__GIVEN EXERCISE__: Look through the material below. Copy each line that contains the string "Coface".

__LISTED ENTRIES__:
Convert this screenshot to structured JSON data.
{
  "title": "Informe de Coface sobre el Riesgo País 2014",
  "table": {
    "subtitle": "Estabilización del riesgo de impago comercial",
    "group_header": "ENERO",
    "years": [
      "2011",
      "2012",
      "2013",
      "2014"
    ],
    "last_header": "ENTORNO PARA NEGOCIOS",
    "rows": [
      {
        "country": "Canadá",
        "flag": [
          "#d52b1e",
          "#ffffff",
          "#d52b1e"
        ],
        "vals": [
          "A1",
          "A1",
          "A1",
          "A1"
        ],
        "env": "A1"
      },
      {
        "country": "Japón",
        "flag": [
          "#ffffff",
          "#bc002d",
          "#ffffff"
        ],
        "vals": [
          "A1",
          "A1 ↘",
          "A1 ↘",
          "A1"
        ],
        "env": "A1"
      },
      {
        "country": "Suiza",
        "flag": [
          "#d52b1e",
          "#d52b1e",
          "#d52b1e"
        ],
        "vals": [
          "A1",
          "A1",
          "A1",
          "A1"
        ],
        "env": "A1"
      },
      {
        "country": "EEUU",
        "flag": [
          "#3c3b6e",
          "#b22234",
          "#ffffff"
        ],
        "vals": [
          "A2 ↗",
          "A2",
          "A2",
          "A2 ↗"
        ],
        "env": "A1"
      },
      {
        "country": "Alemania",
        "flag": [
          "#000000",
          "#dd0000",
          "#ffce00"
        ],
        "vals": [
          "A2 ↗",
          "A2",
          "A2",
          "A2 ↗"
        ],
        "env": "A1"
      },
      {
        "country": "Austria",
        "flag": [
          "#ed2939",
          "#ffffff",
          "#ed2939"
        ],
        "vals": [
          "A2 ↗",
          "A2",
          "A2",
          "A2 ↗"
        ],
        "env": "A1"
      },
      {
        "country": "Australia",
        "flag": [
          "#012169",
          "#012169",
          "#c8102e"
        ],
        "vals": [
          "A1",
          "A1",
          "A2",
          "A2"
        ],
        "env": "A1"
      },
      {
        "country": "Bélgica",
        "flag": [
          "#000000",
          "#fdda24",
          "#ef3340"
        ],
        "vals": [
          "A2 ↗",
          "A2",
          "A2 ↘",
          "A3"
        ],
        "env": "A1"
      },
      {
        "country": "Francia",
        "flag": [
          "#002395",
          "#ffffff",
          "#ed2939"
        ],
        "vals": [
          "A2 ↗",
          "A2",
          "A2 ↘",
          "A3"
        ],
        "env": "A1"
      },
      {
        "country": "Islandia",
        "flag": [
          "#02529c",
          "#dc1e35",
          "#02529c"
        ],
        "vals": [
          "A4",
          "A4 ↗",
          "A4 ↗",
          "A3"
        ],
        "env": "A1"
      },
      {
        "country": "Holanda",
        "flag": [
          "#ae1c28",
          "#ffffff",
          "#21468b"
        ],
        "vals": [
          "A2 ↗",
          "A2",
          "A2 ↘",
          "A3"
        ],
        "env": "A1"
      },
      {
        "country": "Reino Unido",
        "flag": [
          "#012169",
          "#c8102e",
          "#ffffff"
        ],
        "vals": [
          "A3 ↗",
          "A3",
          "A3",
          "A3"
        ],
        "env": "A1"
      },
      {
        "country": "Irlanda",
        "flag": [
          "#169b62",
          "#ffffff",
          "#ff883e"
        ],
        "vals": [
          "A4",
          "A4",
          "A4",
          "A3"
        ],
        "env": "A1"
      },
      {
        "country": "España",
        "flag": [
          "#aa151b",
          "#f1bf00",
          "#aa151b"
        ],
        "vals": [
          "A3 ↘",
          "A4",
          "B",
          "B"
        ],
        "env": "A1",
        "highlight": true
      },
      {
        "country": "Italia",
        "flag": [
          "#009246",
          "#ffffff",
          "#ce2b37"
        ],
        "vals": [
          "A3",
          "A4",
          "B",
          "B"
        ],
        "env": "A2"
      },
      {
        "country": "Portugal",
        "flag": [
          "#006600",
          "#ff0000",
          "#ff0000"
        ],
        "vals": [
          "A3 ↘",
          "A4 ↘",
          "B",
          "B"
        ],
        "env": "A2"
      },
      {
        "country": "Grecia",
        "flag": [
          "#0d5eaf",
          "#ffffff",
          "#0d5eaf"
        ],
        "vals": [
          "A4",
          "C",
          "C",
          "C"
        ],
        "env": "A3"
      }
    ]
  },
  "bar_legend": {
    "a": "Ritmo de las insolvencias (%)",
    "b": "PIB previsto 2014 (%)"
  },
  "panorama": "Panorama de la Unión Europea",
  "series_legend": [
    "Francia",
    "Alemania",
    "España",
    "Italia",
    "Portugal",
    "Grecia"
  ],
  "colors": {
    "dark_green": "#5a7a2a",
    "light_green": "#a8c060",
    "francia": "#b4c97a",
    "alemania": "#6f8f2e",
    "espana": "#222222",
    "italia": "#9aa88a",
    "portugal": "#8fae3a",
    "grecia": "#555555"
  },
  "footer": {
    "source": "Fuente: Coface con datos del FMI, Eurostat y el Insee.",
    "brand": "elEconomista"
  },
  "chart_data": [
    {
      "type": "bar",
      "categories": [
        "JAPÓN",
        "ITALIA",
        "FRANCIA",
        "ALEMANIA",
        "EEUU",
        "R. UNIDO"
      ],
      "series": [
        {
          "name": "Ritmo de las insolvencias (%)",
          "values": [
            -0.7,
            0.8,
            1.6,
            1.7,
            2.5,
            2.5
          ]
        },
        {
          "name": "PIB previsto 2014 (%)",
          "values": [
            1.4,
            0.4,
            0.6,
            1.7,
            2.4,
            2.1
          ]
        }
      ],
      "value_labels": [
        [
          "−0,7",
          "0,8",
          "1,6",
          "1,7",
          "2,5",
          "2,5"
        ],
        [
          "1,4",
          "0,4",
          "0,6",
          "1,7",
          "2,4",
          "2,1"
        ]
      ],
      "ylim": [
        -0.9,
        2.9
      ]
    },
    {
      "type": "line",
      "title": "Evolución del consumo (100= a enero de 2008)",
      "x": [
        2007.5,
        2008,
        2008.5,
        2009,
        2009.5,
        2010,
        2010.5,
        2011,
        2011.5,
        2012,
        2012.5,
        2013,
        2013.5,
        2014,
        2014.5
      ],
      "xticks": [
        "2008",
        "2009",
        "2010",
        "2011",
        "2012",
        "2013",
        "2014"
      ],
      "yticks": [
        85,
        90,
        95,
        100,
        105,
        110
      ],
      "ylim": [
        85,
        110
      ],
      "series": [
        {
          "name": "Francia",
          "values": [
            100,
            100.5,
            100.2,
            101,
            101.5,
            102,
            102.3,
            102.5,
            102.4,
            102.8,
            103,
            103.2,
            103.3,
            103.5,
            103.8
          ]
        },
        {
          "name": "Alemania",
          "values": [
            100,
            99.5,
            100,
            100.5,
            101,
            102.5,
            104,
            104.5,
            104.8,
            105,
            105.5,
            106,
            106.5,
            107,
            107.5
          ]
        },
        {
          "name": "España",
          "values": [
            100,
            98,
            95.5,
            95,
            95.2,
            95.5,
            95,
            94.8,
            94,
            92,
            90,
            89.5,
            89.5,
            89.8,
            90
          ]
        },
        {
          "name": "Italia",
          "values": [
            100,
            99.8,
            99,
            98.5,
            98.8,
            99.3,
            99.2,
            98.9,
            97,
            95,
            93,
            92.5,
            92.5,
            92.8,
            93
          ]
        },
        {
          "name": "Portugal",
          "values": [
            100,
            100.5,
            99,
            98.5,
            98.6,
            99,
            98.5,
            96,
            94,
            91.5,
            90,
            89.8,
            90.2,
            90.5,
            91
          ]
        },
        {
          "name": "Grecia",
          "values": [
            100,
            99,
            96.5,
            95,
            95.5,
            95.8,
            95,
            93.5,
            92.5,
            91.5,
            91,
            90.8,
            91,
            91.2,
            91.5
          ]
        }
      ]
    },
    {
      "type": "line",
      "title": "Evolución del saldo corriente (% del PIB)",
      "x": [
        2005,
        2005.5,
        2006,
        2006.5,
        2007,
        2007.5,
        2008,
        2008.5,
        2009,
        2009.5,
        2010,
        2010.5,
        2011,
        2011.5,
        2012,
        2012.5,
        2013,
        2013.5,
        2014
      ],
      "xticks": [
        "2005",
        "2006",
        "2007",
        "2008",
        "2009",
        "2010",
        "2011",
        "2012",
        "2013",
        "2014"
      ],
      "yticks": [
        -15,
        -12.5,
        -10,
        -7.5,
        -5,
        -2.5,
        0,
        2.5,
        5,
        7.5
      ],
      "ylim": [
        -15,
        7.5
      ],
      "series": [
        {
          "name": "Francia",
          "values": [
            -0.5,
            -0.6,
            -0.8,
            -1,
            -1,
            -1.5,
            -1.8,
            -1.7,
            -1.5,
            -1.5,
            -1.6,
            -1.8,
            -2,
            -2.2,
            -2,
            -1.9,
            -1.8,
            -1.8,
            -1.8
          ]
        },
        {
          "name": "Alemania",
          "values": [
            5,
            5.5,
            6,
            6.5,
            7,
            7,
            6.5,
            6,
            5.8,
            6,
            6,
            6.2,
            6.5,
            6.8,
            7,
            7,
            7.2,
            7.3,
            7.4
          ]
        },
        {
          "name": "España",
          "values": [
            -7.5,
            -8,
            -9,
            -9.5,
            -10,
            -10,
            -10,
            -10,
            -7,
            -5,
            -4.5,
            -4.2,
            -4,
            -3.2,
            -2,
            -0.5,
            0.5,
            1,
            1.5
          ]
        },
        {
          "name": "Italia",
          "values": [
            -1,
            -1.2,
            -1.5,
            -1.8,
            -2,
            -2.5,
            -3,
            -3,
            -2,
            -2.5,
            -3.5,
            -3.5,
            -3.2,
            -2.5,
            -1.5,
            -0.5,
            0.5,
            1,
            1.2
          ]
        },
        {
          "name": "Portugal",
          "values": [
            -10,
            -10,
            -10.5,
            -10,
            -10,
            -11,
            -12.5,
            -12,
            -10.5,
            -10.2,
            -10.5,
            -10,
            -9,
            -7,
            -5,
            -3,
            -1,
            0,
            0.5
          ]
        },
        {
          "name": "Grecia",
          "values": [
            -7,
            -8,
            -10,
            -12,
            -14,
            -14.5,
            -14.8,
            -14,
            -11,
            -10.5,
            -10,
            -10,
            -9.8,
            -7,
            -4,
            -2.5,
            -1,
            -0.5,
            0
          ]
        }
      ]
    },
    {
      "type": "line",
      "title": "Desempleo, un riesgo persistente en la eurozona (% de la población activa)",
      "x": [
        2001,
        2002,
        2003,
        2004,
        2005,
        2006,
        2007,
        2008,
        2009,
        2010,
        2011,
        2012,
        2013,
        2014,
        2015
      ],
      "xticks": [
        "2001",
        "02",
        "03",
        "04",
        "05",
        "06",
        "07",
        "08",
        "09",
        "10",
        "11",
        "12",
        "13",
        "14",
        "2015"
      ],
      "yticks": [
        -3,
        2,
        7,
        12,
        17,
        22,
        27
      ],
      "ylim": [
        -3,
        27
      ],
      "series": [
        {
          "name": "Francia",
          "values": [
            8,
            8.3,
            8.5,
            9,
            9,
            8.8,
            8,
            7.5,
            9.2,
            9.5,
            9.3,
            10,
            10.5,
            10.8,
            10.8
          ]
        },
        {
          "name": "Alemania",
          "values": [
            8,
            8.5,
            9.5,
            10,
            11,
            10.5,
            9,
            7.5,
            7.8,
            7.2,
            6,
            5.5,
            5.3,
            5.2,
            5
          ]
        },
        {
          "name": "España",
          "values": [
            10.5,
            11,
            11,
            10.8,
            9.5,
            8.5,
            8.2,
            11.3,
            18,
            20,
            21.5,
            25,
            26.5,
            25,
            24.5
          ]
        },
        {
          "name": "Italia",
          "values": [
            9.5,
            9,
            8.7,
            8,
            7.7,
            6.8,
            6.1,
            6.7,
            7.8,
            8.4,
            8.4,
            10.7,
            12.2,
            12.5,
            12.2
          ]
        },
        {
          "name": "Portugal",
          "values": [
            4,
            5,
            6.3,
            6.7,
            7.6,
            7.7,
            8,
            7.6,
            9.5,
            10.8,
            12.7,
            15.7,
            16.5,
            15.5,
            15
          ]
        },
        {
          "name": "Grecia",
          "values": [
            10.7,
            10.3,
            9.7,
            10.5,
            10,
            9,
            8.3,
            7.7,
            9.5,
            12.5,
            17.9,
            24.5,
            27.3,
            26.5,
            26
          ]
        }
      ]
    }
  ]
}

__RESPONSE TO THE TASK__:
  "title": "Informe de Coface sobre el Riesgo País 2014",
    "source": "Fuente: Coface con datos del FMI, Eurostat y el Insee.",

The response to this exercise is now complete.